__Record extracts__.
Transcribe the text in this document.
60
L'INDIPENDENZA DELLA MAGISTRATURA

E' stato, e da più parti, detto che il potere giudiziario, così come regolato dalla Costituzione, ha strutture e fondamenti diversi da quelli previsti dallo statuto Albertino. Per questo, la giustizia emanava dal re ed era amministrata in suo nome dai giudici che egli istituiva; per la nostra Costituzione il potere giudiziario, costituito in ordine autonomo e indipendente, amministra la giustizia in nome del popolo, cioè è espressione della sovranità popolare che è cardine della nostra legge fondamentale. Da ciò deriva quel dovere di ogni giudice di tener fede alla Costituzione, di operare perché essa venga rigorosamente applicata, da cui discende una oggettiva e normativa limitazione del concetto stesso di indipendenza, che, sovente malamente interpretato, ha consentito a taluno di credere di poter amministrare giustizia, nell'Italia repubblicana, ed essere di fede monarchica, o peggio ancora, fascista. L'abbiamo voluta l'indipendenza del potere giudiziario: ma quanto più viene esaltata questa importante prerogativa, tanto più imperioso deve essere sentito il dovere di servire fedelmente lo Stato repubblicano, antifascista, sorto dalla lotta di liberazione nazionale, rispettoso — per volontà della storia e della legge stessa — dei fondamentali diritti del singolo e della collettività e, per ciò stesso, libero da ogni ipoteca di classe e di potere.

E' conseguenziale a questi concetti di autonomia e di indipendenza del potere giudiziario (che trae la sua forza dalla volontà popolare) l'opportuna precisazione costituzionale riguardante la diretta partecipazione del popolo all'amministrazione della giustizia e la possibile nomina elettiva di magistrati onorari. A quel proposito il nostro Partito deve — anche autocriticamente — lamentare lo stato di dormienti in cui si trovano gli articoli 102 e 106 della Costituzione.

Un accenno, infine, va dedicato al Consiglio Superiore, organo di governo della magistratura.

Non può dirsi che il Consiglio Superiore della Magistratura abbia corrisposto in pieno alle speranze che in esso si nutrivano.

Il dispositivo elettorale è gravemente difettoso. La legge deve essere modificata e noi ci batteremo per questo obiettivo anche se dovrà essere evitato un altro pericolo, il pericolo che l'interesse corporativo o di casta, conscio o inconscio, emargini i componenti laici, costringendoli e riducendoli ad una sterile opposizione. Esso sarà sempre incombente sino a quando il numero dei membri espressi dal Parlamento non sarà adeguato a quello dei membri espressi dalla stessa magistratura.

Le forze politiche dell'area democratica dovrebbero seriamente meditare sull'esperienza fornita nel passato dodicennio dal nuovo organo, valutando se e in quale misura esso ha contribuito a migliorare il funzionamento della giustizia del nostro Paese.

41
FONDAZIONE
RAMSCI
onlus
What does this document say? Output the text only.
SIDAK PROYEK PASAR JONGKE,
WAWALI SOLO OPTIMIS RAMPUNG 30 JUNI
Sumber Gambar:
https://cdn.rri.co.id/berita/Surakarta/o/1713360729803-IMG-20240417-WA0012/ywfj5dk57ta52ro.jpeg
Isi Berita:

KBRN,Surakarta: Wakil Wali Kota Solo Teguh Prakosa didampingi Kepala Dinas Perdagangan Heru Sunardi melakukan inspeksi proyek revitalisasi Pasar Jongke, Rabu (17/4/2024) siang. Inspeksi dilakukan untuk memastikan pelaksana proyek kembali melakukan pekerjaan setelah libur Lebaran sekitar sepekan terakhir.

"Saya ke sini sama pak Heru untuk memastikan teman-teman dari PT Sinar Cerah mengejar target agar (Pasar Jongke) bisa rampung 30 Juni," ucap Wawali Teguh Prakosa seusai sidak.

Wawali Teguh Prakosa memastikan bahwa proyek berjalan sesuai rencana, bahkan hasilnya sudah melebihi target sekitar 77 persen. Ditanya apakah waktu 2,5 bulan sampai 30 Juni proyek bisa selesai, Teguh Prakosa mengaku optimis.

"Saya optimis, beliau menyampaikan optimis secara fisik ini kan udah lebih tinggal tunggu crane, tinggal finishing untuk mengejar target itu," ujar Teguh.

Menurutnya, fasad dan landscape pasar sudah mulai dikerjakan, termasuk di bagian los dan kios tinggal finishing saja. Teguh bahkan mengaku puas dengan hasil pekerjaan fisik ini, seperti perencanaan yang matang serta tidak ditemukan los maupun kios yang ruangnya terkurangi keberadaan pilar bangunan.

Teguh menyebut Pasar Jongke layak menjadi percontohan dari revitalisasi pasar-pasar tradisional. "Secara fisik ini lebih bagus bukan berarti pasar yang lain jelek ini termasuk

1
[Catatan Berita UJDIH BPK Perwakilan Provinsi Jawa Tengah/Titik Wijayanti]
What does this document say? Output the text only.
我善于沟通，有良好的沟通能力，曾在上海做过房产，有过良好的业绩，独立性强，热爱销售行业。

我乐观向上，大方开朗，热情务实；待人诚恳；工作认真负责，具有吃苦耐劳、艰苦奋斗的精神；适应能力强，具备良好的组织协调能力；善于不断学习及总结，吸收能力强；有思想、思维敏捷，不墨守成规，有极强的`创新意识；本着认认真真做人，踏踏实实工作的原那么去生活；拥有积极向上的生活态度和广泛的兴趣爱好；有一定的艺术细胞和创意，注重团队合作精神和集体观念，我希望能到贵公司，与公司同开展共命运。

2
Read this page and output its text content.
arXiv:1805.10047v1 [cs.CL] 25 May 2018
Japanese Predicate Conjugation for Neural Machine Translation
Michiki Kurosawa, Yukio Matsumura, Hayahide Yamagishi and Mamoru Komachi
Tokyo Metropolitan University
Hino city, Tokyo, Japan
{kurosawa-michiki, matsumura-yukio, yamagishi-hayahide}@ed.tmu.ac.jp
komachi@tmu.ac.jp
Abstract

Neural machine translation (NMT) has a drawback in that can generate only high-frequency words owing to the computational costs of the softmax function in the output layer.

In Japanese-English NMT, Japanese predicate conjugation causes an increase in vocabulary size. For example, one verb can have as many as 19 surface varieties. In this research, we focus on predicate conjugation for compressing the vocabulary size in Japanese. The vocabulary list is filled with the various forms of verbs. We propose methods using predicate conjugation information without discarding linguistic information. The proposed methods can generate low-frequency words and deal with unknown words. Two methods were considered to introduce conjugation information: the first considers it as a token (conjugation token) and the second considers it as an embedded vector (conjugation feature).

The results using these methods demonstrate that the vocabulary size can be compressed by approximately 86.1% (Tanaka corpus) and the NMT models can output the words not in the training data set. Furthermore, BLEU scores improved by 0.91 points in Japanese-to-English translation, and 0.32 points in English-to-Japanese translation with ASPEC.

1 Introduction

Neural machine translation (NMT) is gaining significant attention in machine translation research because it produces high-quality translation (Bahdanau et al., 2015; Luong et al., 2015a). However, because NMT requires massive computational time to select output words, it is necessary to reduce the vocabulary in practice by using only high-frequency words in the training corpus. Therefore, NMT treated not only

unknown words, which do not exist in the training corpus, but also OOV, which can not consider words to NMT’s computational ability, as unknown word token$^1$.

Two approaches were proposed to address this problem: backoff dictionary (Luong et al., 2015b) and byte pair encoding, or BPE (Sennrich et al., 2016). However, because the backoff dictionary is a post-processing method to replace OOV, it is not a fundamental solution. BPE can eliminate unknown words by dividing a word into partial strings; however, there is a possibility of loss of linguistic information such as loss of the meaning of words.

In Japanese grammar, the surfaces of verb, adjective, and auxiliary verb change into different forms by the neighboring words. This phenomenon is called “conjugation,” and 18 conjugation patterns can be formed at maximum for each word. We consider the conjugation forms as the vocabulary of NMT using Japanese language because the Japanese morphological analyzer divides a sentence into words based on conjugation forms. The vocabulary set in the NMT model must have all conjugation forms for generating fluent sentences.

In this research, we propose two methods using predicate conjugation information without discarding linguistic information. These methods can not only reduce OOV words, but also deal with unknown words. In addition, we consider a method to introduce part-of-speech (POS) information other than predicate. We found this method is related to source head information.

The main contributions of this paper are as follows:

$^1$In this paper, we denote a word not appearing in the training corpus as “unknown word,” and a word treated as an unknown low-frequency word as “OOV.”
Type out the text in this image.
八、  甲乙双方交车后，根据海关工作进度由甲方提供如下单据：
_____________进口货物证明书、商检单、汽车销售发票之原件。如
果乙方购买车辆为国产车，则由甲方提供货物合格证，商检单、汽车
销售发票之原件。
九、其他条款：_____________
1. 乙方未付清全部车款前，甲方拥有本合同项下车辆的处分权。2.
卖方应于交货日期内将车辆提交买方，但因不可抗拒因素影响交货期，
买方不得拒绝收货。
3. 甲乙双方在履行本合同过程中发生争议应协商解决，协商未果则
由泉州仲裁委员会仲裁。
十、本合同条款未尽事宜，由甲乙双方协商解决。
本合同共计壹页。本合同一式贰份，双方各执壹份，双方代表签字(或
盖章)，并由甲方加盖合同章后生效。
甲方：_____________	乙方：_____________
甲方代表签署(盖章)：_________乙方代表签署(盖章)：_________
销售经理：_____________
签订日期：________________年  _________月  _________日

__Challenge__. Beginning with the line that contains "Type out the text in this image.", quote each line exactly through the last line of the entries above, and nothing beyond them.

__Result below__.
Type out the text in this image.
八、  甲乙双方交车后，根据海关工作进度由甲方提供如下单据：
_____________进口货物证明书、商检单、汽车销售发票之原件。如
果乙方购买车辆为国产车，则由甲方提供货物合格证，商检单、汽车
销售发票之原件。
九、其他条款：_____________
1. 乙方未付清全部车款前，甲方拥有本合同项下车辆的处分权。2.
卖方应于交货日期内将车辆提交买方，但因不可抗拒因素影响交货期，
买方不得拒绝收货。
3. 甲乙双方在履行本合同过程中发生争议应协商解决，协商未果则
由泉州仲裁委员会仲裁。
十、本合同条款未尽事宜，由甲乙双方协商解决。
本合同共计壹页。本合同一式贰份，双方各执壹份，双方代表签字(或
盖章)，并由甲方加盖合同章后生效。
甲方：_____________	乙方：_____________
甲方代表签署(盖章)：_________乙方代表签署(盖章)：_________
销售经理：_____________
签订日期：________________年  _________月  _________日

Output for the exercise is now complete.